EXERCISE DATA:
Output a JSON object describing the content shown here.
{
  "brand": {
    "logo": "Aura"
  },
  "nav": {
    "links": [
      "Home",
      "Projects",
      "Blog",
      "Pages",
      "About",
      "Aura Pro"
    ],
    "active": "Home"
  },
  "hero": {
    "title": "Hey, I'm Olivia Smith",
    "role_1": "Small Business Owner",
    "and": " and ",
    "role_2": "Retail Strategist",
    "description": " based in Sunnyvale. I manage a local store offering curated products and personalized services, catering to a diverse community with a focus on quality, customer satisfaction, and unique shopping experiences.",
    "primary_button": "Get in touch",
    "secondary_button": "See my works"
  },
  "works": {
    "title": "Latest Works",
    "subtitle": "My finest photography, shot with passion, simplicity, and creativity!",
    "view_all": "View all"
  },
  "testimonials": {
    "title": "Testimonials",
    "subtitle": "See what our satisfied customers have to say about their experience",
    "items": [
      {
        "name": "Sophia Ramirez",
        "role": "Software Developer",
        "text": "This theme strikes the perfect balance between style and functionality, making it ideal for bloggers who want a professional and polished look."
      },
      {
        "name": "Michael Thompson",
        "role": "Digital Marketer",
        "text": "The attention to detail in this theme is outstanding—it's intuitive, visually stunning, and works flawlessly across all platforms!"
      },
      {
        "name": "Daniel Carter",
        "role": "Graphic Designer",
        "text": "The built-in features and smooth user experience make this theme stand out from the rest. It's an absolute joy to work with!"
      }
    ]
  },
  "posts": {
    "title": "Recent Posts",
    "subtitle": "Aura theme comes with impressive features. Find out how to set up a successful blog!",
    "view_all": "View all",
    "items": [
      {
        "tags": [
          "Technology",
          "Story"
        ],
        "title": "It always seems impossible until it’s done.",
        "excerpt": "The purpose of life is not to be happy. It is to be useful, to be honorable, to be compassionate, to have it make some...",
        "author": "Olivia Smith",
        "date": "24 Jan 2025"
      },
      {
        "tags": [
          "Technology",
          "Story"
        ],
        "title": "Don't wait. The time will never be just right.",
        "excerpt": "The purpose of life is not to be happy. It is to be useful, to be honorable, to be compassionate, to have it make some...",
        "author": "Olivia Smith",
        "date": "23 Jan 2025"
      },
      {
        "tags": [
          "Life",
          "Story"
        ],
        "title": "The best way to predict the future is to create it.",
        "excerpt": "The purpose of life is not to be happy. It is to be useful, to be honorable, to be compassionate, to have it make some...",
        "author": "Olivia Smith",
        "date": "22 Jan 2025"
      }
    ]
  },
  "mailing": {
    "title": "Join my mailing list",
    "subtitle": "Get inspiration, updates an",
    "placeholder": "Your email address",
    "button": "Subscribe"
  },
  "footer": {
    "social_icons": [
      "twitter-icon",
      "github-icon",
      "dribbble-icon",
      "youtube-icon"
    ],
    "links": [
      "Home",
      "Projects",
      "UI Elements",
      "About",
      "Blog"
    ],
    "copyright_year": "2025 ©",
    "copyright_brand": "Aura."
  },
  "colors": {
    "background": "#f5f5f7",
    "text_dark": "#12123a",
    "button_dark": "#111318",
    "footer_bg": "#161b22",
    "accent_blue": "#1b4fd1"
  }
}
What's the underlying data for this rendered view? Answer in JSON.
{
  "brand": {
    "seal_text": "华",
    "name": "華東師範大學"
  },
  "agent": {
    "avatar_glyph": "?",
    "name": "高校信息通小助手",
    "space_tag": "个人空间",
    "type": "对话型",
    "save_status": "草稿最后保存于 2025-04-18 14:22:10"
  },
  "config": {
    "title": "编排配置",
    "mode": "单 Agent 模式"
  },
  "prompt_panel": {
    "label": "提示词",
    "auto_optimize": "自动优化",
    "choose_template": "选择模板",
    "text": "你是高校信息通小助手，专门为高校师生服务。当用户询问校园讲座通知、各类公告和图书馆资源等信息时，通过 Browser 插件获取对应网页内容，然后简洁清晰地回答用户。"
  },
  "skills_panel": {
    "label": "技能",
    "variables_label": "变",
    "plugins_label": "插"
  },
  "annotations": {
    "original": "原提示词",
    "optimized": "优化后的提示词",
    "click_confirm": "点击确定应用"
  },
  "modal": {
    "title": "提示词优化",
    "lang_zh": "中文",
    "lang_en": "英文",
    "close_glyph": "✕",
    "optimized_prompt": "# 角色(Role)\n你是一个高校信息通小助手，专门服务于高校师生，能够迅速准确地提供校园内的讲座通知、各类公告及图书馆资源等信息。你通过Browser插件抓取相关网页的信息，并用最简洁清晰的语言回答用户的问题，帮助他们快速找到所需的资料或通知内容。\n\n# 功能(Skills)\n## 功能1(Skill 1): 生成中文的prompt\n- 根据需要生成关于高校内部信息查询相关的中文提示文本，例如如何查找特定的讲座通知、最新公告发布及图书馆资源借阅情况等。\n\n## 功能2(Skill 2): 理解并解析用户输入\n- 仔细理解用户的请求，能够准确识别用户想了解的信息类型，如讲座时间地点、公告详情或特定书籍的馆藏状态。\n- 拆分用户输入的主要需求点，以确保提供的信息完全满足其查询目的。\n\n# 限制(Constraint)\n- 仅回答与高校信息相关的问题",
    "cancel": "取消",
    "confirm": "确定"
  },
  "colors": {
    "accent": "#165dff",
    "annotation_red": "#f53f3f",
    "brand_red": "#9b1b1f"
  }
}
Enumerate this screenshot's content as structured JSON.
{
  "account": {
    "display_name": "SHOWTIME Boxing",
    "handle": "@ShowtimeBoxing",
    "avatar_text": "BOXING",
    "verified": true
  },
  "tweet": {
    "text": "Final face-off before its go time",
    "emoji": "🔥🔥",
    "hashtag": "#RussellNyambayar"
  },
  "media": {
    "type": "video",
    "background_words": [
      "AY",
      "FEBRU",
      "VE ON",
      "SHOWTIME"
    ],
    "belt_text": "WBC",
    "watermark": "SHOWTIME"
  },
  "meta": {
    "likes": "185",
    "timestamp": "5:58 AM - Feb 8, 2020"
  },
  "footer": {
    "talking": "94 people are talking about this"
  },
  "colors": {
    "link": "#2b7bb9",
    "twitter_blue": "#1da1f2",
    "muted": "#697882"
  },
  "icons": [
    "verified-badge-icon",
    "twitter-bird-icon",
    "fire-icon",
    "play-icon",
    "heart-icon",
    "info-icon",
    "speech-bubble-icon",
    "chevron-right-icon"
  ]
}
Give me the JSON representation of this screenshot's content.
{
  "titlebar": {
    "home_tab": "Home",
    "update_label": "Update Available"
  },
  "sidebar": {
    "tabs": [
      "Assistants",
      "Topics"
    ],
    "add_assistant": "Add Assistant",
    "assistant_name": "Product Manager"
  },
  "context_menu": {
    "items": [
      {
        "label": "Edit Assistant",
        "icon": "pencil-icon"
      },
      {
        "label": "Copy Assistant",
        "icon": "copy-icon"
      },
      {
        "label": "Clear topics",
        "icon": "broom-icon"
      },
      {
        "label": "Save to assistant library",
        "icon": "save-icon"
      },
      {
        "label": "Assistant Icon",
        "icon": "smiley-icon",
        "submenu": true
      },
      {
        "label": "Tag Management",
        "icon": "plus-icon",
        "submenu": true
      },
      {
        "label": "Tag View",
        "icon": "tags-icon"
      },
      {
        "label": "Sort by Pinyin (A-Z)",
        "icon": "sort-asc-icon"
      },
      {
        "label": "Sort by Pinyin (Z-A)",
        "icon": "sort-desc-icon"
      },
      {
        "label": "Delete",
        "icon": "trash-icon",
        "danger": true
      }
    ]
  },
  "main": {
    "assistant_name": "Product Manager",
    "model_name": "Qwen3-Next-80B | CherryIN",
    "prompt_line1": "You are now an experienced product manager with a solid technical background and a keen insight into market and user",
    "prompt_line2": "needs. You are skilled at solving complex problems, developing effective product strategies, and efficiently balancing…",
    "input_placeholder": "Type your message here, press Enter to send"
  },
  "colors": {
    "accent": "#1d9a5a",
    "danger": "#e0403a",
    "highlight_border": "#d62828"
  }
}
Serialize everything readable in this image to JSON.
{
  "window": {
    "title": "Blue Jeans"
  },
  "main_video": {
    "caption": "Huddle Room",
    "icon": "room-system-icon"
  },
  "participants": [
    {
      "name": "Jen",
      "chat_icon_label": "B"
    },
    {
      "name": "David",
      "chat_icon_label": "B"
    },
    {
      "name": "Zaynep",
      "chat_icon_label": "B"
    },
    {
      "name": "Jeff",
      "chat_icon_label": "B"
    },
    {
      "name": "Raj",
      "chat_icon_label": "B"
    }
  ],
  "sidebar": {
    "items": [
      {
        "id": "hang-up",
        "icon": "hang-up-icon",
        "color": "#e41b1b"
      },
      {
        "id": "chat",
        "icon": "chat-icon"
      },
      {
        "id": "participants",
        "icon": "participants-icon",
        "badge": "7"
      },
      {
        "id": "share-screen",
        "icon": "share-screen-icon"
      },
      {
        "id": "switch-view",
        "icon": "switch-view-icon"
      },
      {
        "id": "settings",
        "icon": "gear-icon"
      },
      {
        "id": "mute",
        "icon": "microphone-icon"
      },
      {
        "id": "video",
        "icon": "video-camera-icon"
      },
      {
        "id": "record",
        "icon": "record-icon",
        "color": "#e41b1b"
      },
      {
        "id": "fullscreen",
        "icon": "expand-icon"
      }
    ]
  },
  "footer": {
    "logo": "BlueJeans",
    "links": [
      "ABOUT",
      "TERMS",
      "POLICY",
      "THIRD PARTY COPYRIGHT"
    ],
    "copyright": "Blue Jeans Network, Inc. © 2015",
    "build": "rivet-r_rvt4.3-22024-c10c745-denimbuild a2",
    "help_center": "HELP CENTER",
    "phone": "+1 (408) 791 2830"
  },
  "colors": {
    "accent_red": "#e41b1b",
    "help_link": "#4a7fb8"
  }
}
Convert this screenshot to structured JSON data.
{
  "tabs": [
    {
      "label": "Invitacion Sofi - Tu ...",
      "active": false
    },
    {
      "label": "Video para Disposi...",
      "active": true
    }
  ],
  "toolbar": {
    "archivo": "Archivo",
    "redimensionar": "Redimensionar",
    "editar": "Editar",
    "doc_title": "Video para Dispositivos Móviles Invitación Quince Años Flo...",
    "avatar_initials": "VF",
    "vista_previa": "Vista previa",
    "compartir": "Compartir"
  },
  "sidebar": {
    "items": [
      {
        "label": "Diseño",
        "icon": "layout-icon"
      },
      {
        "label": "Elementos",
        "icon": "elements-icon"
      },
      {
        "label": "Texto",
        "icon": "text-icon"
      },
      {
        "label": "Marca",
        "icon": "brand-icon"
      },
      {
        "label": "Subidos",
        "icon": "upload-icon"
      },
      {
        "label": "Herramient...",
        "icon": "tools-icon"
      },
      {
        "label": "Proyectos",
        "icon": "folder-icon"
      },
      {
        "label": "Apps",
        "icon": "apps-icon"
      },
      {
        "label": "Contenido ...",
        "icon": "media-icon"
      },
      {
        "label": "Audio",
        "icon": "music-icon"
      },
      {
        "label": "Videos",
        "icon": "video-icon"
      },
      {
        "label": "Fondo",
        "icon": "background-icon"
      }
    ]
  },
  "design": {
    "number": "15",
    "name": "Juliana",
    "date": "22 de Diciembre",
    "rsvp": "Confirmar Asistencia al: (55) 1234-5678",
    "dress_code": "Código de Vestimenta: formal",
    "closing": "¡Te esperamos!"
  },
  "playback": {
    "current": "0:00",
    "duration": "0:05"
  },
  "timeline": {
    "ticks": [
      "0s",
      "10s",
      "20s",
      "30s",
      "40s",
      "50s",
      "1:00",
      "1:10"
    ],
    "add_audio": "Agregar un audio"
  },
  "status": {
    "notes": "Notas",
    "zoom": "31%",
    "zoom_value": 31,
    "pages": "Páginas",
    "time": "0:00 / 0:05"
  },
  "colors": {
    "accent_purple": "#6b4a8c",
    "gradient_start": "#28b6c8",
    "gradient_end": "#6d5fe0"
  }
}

INSTRUCTIONS TO FOLLOW:
Reply with only the number of lines in the entries that contain the word "share".

RESULT FOR THIS EXERCISE:
2